TASK INPUT -
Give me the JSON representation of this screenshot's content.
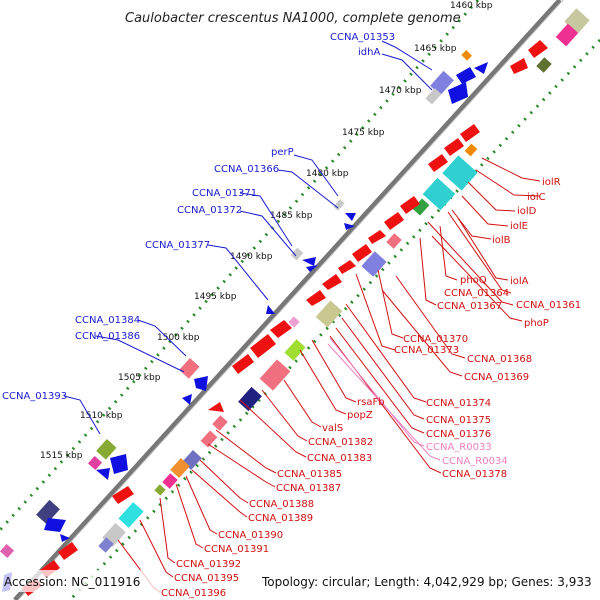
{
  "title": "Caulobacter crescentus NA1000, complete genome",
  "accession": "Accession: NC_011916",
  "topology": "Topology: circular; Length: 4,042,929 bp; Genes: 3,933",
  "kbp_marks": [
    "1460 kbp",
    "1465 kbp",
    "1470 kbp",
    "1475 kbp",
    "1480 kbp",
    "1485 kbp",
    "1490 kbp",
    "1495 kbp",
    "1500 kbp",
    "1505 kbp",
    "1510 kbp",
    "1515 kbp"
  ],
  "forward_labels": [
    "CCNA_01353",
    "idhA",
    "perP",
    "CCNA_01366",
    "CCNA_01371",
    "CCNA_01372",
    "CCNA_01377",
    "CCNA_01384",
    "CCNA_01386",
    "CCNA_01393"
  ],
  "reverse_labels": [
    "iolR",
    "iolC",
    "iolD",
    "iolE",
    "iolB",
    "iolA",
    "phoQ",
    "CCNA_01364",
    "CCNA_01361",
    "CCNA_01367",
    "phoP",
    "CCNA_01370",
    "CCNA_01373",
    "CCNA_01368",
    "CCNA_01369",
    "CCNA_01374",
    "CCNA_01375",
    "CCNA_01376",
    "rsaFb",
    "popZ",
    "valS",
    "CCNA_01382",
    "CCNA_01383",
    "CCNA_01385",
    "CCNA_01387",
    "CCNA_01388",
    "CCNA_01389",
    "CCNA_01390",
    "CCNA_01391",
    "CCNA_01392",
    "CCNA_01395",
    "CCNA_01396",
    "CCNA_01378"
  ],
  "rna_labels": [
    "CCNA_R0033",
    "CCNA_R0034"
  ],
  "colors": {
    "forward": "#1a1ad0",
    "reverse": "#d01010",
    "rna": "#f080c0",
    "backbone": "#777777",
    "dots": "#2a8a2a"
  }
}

DIRECTIONS FOR THIS TASK - Skip the pictures, then write out every entry exactly.

EXERCISE SOLUTION -
Give me the JSON representation of this screenshot's content.
{
  "title": "Caulobacter crescentus NA1000, complete genome",
  "accession": "Accession: NC_011916",
  "topology": "Topology: circular; Length: 4,042,929 bp; Genes: 3,933",
  "kbp_marks": [
    "1460 kbp",
    "1465 kbp",
    "1470 kbp",
    "1475 kbp",
    "1480 kbp",
    "1485 kbp",
    "1490 kbp",
    "1495 kbp",
    "1500 kbp",
    "1505 kbp",
    "1510 kbp",
    "1515 kbp"
  ],
  "forward_labels": [
    "CCNA_01353",
    "idhA",
    "perP",
    "CCNA_01366",
    "CCNA_01371",
    "CCNA_01372",
    "CCNA_01377",
    "CCNA_01384",
    "CCNA_01386",
    "CCNA_01393"
  ],
  "reverse_labels": [
    "iolR",
    "iolC",
    "iolD",
    "iolE",
    "iolB",
    "iolA",
    "phoQ",
    "CCNA_01364",
    "CCNA_01361",
    "CCNA_01367",
    "phoP",
    "CCNA_01370",
    "CCNA_01373",
    "CCNA_01368",
    "CCNA_01369",
    "CCNA_01374",
    "CCNA_01375",
    "CCNA_01376",
    "rsaFb",
    "popZ",
    "valS",
    "CCNA_01382",
    "CCNA_01383",
    "CCNA_01385",
    "CCNA_01387",
    "CCNA_01388",
    "CCNA_01389",
    "CCNA_01390",
    "CCNA_01391",
    "CCNA_01392",
    "CCNA_01395",
    "CCNA_01396",
    "CCNA_01378"
  ],
  "rna_labels": [
    "CCNA_R0033",
    "CCNA_R0034"
  ],
  "colors": {
    "forward": "#1a1ad0",
    "reverse": "#d01010",
    "rna": "#f080c0",
    "backbone": "#777777",
    "dots": "#2a8a2a"
  }
}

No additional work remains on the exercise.